§ **PERGUNTAS**:
1. De acordo com o texto fornecido, em que ano nasceu a ideia de criar o Instituto Delete?
2. No texto fornecido, altere o trecho de "No Rio de Janeiro, o" até "maneira muito rápida.", substituindo "maneira" por "forma", e apresente o trecho modificado.

§ **TEXTO FORNECIDO**:
-*-
No Rio de Janeiro, o Instituto Delete, ligado ao Instituto de Psiquiatria da Universidade Federal do Rio de Janeiro, também trata de dependentes digitais. Anna Lucia King, doutora em saúde mental e fundadora do grupo, conta que a ideia de criar o Instituto nasceu em 2013, depois da procura de pacientes que se diziam viciados em tecnologia ter aumentado de maneira muito rápida.
Para a pesquisadora, o maior problema quando se trata de uso inadequado ou abusivo de Internet, celulares, jogos ou qualquer outro apetrecho tecnológico é a falta de educação. “Percebemos uma grande e generalizada ‘falta de educação digital’. As pessoas, ao invés de conviverem em grupo, ficam mexendo no celular. Isso pode ser durante um almoço em família, uma saída entre amigos”, afirma.
Quando se trata de crianças, o problema fica ainda mais sério. Anna afirma que uma pessoa abaixa a cabeça de 80 a 100 vezes por dia para olhar a tela do celular. Considerando estes movimentos durante um mês, são cerca de 2800. “Uma criança que faça isso repetidamente durante 10 anos, quando estiver com 20 terá problemas na coluna cervical iguais a de um idoso. Por outro lado, teremos ainda todas as consequências sociais deste isolamento causado pela tecnologia”, completa Anna.
CONSEQUÊNCIAS SOCIAIS – Os pesquisadores afirmam que esta redução da vida em grupo gera insegurança e timidez, que podem afetar a vida destes jovens no futuro. “A criança precisa socializar, desenvolver a capacidade de viver em grupo. Como esses jovens têm se relacionado mais pelas redes, acabam não desenvolvendo algumas capacidades que desenvolveriam se tivessem convivido com grupos, de forma natural. Isso causa timidez excessiva e o problema se instaura quando a timidez vira fobia”, alerta.
-*-
§ **REGISTROS FORNECIDOS**:

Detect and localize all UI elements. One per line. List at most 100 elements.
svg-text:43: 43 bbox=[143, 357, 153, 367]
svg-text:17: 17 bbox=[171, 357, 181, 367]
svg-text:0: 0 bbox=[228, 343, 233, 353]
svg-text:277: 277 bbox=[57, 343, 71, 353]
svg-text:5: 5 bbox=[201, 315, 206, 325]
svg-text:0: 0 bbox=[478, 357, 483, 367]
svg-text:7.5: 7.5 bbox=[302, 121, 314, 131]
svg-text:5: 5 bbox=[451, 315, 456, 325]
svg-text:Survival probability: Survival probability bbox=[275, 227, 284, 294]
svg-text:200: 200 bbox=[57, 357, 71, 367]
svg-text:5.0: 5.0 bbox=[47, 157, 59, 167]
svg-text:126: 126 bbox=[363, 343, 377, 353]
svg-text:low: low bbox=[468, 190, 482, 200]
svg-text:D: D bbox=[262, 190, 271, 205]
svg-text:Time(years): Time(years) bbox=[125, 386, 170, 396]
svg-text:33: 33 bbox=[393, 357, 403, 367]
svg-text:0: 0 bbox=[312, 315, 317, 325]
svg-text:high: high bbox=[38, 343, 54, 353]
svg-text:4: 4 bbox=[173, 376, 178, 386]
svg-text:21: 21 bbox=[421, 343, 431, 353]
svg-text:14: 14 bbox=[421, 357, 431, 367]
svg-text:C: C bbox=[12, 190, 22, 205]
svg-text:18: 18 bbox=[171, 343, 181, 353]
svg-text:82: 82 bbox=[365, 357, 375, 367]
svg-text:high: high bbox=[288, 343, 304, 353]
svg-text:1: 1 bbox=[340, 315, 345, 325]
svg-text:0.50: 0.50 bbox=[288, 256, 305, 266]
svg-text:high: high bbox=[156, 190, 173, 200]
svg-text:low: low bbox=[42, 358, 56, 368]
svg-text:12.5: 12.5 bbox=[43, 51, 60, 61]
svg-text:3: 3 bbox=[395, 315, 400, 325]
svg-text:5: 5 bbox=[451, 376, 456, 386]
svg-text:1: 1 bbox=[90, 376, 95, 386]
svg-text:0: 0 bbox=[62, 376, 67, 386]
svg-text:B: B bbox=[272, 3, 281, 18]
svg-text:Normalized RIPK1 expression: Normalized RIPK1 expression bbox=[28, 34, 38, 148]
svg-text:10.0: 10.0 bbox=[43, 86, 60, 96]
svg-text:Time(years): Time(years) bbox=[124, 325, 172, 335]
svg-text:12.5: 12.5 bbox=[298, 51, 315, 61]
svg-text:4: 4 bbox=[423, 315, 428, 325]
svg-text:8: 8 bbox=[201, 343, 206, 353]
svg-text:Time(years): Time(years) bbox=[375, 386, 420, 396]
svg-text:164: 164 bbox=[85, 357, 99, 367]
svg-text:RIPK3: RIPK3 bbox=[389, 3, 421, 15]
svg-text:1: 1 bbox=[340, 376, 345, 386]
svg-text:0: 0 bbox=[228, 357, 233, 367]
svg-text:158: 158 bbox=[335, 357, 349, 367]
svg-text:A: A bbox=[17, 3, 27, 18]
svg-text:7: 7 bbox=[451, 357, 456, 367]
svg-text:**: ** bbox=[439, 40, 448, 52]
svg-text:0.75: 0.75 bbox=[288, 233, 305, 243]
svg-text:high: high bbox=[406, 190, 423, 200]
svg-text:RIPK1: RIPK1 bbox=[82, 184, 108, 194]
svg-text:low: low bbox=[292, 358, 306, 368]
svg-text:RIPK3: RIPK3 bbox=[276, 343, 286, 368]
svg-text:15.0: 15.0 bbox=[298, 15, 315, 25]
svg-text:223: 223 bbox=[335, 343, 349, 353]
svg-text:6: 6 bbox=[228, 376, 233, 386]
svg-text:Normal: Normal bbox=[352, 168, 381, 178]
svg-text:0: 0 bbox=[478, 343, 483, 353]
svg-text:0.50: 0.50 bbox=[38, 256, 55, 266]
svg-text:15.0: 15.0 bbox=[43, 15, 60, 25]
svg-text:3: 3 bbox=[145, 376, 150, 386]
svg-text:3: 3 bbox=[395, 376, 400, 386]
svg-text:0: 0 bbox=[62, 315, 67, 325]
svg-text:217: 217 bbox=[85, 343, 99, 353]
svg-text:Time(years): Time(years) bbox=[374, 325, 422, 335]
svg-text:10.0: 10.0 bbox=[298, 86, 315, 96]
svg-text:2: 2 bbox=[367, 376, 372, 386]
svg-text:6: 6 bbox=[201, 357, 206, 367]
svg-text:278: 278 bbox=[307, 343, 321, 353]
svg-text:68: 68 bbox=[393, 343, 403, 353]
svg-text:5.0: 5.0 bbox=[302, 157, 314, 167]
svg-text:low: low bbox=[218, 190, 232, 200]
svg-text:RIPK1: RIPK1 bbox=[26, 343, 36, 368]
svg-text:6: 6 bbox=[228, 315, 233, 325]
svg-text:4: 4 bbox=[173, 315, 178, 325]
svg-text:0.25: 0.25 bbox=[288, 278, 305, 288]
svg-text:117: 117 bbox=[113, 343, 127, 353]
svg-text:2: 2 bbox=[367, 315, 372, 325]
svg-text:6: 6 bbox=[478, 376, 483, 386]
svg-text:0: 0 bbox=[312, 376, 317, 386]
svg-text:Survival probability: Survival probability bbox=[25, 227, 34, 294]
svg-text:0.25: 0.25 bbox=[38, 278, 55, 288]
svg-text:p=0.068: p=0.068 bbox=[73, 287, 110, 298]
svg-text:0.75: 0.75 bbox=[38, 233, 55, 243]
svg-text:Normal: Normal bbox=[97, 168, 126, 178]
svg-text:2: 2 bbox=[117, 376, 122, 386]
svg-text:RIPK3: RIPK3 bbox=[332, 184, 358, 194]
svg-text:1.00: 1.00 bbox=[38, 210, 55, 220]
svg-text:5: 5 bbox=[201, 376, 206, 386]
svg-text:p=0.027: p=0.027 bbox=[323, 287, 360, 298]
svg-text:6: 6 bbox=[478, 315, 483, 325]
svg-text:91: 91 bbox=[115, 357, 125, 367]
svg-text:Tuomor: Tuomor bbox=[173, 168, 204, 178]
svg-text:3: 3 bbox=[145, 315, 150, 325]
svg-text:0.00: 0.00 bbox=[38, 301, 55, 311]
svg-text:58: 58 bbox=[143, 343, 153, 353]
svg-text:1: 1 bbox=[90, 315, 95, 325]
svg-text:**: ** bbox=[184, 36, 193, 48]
-*-
§ **LISTA DE RESPOSTAS**:
1. Em 2013.

2.
No Rio de Janeiro, o Instituto Delete, ligado ao Instituto de Psiquiatria da Universidade Federal do Rio de Janeiro, também trata de dependentes digitais. Anna Lucia King, doutora em saúde mental e fundadora do grupo, conta que a ideia de criar o Instituto nasceu em 2013, depois da procura de pacientes que se diziam viciados em tecnologia ter aumentado de forma muito rápida.